PROBLEM REQUIREMENTS: Return each line of the material verbatim.

DATA LINES:
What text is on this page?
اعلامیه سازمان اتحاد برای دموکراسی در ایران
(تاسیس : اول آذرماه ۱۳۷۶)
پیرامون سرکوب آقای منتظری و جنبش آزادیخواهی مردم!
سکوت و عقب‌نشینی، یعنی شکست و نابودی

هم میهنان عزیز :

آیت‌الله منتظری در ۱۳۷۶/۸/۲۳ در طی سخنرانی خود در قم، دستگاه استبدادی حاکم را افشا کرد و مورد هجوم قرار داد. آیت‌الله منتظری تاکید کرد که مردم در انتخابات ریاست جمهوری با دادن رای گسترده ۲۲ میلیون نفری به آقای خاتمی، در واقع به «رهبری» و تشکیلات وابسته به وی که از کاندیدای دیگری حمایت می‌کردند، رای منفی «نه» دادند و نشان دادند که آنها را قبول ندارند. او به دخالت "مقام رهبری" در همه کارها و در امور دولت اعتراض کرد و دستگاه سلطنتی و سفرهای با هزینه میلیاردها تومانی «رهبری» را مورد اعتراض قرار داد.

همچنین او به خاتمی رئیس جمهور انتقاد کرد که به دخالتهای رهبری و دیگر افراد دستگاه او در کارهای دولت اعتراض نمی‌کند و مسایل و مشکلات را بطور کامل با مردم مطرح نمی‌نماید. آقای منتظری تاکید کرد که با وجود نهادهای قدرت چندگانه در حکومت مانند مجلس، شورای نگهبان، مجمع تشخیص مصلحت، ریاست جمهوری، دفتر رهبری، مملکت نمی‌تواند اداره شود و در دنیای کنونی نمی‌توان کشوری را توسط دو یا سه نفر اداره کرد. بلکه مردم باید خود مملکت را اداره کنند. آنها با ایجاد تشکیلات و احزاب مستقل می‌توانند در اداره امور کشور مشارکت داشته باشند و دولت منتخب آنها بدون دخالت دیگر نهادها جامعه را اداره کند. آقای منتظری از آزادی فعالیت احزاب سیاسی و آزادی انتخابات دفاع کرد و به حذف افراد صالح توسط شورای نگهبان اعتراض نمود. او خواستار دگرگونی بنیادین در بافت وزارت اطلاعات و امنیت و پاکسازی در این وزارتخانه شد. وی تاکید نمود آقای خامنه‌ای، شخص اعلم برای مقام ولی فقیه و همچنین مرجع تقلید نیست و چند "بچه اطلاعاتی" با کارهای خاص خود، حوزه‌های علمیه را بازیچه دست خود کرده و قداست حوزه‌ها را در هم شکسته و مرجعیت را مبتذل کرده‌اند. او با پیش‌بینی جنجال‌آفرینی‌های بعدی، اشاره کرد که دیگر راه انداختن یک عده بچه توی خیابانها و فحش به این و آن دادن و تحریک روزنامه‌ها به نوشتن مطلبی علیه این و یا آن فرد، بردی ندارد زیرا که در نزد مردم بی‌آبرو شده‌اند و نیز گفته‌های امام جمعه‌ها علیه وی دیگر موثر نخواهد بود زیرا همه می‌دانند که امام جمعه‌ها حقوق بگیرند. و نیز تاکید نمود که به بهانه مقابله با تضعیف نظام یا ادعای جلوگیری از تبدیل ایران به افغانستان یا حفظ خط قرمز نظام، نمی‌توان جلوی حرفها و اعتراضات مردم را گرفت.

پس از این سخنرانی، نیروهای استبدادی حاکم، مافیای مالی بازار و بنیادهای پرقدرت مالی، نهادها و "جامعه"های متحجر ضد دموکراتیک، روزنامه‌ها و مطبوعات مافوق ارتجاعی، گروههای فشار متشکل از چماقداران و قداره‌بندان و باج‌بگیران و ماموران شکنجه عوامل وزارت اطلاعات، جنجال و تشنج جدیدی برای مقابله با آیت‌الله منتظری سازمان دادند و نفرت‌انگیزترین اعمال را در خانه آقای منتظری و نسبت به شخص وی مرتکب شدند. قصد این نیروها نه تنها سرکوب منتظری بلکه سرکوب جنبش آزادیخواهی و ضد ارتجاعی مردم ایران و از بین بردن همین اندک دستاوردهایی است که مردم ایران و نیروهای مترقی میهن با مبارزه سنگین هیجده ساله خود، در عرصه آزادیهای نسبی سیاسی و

WRITTEN RESPONSE:
What text is on this page?
اعلامیه سازمان اتحاد برای دموکراسی در ایران
(تاسیس : اول آذرماه ۱۳۷۶)
پیرامون سرکوب آقای منتظری و جنبش آزادیخواهی مردم!
سکوت و عقب‌نشینی، یعنی شکست و نابودی

هم میهنان عزیز :

آیت‌الله منتظری در ۱۳۷۶/۸/۲۳ در طی سخنرانی خود در قم، دستگاه استبدادی حاکم را افشا کرد و مورد هجوم قرار داد. آیت‌الله منتظری تاکید کرد که مردم در انتخابات ریاست جمهوری با دادن رای گسترده ۲۲ میلیون نفری به آقای خاتمی، در واقع به «رهبری» و تشکیلات وابسته به وی که از کاندیدای دیگری حمایت می‌کردند، رای منفی «نه» دادند و نشان دادند که آنها را قبول ندارند. او به دخالت "مقام رهبری" در همه کارها و در امور دولت اعتراض کرد و دستگاه سلطنتی و سفرهای با هزینه میلیاردها تومانی «رهبری» را مورد اعتراض قرار داد.

همچنین او به خاتمی رئیس جمهور انتقاد کرد که به دخالتهای رهبری و دیگر افراد دستگاه او در کارهای دولت اعتراض نمی‌کند و مسایل و مشکلات را بطور کامل با مردم مطرح نمی‌نماید. آقای منتظری تاکید کرد که با وجود نهادهای قدرت چندگانه در حکومت مانند مجلس، شورای نگهبان، مجمع تشخیص مصلحت، ریاست جمهوری، دفتر رهبری، مملکت نمی‌تواند اداره شود و در دنیای کنونی نمی‌توان کشوری را توسط دو یا سه نفر اداره کرد. بلکه مردم باید خود مملکت را اداره کنند. آنها با ایجاد تشکیلات و احزاب مستقل می‌توانند در اداره امور کشور مشارکت داشته باشند و دولت منتخب آنها بدون دخالت دیگر نهادها جامعه را اداره کند. آقای منتظری از آزادی فعالیت احزاب سیاسی و آزادی انتخابات دفاع کرد و به حذف افراد صالح توسط شورای نگهبان اعتراض نمود. او خواستار دگرگونی بنیادین در بافت وزارت اطلاعات و امنیت و پاکسازی در این وزارتخانه شد. وی تاکید نمود آقای خامنه‌ای، شخص اعلم برای مقام ولی فقیه و همچنین مرجع تقلید نیست و چند "بچه اطلاعاتی" با کارهای خاص خود، حوزه‌های علمیه را بازیچه دست خود کرده و قداست حوزه‌ها را در هم شکسته و مرجعیت را مبتذل کرده‌اند. او با پیش‌بینی جنجال‌آفرینی‌های بعدی، اشاره کرد که دیگر راه انداختن یک عده بچه توی خیابانها و فحش به این و آن دادن و تحریک روزنامه‌ها به نوشتن مطلبی علیه این و یا آن فرد، بردی ندارد زیرا که در نزد مردم بی‌آبرو شده‌اند و نیز گفته‌های امام جمعه‌ها علیه وی دیگر موثر نخواهد بود زیرا همه می‌دانند که امام جمعه‌ها حقوق بگیرند. و نیز تاکید نمود که به بهانه مقابله با تضعیف نظام یا ادعای جلوگیری از تبدیل ایران به افغانستان یا حفظ خط قرمز نظام، نمی‌توان جلوی حرفها و اعتراضات مردم را گرفت.

پس از این سخنرانی، نیروهای استبدادی حاکم، مافیای مالی بازار و بنیادهای پرقدرت مالی، نهادها و "جامعه"های متحجر ضد دموکراتیک، روزنامه‌ها و مطبوعات مافوق ارتجاعی، گروههای فشار متشکل از چماقداران و قداره‌بندان و باج‌بگیران و ماموران شکنجه عوامل وزارت اطلاعات، جنجال و تشنج جدیدی برای مقابله با آیت‌الله منتظری سازمان دادند و نفرت‌انگیزترین اعمال را در خانه آقای منتظری و نسبت به شخص وی مرتکب شدند. قصد این نیروها نه تنها سرکوب منتظری بلکه سرکوب جنبش آزادیخواهی و ضد ارتجاعی مردم ایران و از بین بردن همین اندک دستاوردهایی است که مردم ایران و نیروهای مترقی میهن با مبارزه سنگین هیجده ساله خود، در عرصه آزادیهای نسبی سیاسی و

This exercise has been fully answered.